Write out all of the entries exactly as given.

- - -

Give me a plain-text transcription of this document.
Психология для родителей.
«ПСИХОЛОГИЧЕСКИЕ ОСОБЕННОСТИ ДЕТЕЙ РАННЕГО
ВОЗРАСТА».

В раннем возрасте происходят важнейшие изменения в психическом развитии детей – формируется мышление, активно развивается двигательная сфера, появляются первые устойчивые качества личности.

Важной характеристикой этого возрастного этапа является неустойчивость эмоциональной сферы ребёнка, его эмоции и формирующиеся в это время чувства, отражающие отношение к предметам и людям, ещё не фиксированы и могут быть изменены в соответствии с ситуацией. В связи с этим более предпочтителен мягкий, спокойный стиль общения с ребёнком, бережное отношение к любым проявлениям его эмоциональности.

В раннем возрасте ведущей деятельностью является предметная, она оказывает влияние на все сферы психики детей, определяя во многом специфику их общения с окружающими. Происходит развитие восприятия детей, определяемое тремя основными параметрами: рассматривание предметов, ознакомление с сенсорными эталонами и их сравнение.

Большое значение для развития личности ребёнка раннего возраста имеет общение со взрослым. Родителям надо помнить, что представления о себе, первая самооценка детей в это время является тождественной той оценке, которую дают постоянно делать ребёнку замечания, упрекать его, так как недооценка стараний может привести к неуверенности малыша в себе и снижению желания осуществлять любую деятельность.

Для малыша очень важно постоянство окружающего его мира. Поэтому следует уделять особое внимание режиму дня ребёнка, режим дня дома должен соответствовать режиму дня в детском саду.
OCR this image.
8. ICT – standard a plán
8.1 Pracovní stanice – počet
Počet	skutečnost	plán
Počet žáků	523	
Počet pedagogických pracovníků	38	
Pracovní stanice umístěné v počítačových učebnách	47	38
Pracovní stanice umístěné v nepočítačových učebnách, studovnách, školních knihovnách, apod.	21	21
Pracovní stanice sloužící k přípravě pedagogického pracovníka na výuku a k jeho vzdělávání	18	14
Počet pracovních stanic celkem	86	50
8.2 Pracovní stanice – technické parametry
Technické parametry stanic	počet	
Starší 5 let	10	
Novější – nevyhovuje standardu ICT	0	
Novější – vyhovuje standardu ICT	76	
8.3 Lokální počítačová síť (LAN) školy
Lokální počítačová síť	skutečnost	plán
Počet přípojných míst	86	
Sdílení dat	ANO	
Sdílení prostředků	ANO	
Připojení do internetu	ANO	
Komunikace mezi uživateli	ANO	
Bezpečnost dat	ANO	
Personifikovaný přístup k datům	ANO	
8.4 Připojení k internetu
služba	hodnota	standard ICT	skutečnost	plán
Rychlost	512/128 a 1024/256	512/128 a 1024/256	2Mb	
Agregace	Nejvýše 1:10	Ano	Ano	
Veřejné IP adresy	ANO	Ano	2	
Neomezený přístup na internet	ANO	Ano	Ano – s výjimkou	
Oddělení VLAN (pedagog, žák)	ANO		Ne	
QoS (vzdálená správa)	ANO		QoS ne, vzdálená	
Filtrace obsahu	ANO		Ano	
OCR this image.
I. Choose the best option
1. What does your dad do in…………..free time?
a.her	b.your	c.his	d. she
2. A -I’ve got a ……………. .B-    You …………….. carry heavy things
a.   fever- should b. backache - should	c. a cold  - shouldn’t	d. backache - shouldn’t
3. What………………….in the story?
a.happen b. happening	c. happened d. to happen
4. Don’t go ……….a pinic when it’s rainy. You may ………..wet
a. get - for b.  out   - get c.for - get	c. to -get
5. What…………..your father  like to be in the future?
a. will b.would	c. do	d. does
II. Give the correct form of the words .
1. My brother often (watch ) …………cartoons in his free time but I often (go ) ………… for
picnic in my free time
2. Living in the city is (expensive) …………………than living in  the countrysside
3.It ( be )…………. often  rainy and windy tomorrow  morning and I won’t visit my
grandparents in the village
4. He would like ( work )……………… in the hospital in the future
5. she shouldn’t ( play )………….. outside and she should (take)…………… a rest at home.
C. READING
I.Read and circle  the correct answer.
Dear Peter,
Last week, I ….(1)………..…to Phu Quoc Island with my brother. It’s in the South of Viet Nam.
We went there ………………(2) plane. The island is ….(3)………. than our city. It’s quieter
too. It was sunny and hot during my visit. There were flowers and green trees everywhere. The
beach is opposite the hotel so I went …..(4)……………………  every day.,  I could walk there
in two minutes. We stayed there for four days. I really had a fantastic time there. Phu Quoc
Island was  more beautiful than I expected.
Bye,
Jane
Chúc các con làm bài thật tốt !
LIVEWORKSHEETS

- - -

▶ **Response**
Give me a plain-text transcription of this document.
Психология для родителей.
«ПСИХОЛОГИЧЕСКИЕ ОСОБЕННОСТИ ДЕТЕЙ РАННЕГО
ВОЗРАСТА».

В раннем возрасте происходят важнейшие изменения в психическом развитии детей – формируется мышление, активно развивается двигательная сфера, появляются первые устойчивые качества личности.

Важной характеристикой этого возрастного этапа является неустойчивость эмоциональной сферы ребёнка, его эмоции и формирующиеся в это время чувства, отражающие отношение к предметам и людям, ещё не фиксированы и могут быть изменены в соответствии с ситуацией. В связи с этим более предпочтителен мягкий, спокойный стиль общения с ребёнком, бережное отношение к любым проявлениям его эмоциональности.

В раннем возрасте ведущей деятельностью является предметная, она оказывает влияние на все сферы психики детей, определяя во многом специфику их общения с окружающими. Происходит развитие восприятия детей, определяемое тремя основными параметрами: рассматривание предметов, ознакомление с сенсорными эталонами и их сравнение.

Большое значение для развития личности ребёнка раннего возраста имеет общение со взрослым. Родителям надо помнить, что представления о себе, первая самооценка детей в это время является тождественной той оценке, которую дают постоянно делать ребёнку замечания, упрекать его, так как недооценка стараний может привести к неуверенности малыша в себе и снижению желания осуществлять любую деятельность.

Для малыша очень важно постоянство окружающего его мира. Поэтому следует уделять особое внимание режиму дня ребёнка, режим дня дома должен соответствовать режиму дня в детском саду.
OCR this image.
8. ICT – standard a plán
8.1 Pracovní stanice – počet
Počet	skutečnost	plán
Počet žáků	523	
Počet pedagogických pracovníků	38	
Pracovní stanice umístěné v počítačových učebnách	47	38
Pracovní stanice umístěné v nepočítačových učebnách, studovnách, školních knihovnách, apod.	21	21
Pracovní stanice sloužící k přípravě pedagogického pracovníka na výuku a k jeho vzdělávání	18	14
Počet pracovních stanic celkem	86	50
8.2 Pracovní stanice – technické parametry
Technické parametry stanic	počet	
Starší 5 let	10	
Novější – nevyhovuje standardu ICT	0	
Novější – vyhovuje standardu ICT	76	
8.3 Lokální počítačová síť (LAN) školy
Lokální počítačová síť	skutečnost	plán
Počet přípojných míst	86	
Sdílení dat	ANO	
Sdílení prostředků	ANO	
Připojení do internetu	ANO	
Komunikace mezi uživateli	ANO	
Bezpečnost dat	ANO	
Personifikovaný přístup k datům	ANO	
8.4 Připojení k internetu
služba	hodnota	standard ICT	skutečnost	plán
Rychlost	512/128 a 1024/256	512/128 a 1024/256	2Mb	
Agregace	Nejvýše 1:10	Ano	Ano	
Veřejné IP adresy	ANO	Ano	2	
Neomezený přístup na internet	ANO	Ano	Ano – s výjimkou	
Oddělení VLAN (pedagog, žák)	ANO		Ne	
QoS (vzdálená správa)	ANO		QoS ne, vzdálená	
Filtrace obsahu	ANO		Ano	
OCR this image.
I. Choose the best option
1. What does your dad do in…………..free time?
a.her	b.your	c.his	d. she
2. A -I’ve got a ……………. .B-    You …………….. carry heavy things
a.   fever- should b. backache - should	c. a cold  - shouldn’t	d. backache - shouldn’t
3. What………………….in the story?
a.happen b. happening	c. happened d. to happen
4. Don’t go ……….a pinic when it’s rainy. You may ………..wet
a. get - for b.  out   - get c.for - get	c. to -get
5. What…………..your father  like to be in the future?
a. will b.would	c. do	d. does
II. Give the correct form of the words .
1. My brother often (watch ) …………cartoons in his free time but I often (go ) ………… for
picnic in my free time
2. Living in the city is (expensive) …………………than living in  the countrysside
3.It ( be )…………. often  rainy and windy tomorrow  morning and I won’t visit my
grandparents in the village
4. He would like ( work )……………… in the hospital in the future
5. she shouldn’t ( play )………….. outside and she should (take)…………… a rest at home.
C. READING
I.Read and circle  the correct answer.
Dear Peter,
Last week, I ….(1)………..…to Phu Quoc Island with my brother. It’s in the South of Viet Nam.
We went there ………………(2) plane. The island is ….(3)………. than our city. It’s quieter
too. It was sunny and hot during my visit. There were flowers and green trees everywhere. The
beach is opposite the hotel so I went …..(4)……………………  every day.,  I could walk there
in two minutes. We stayed there for four days. I really had a fantastic time there. Phu Quoc
Island was  more beautiful than I expected.
Bye,
Jane
Chúc các con làm bài thật tốt !
LIVEWORKSHEETS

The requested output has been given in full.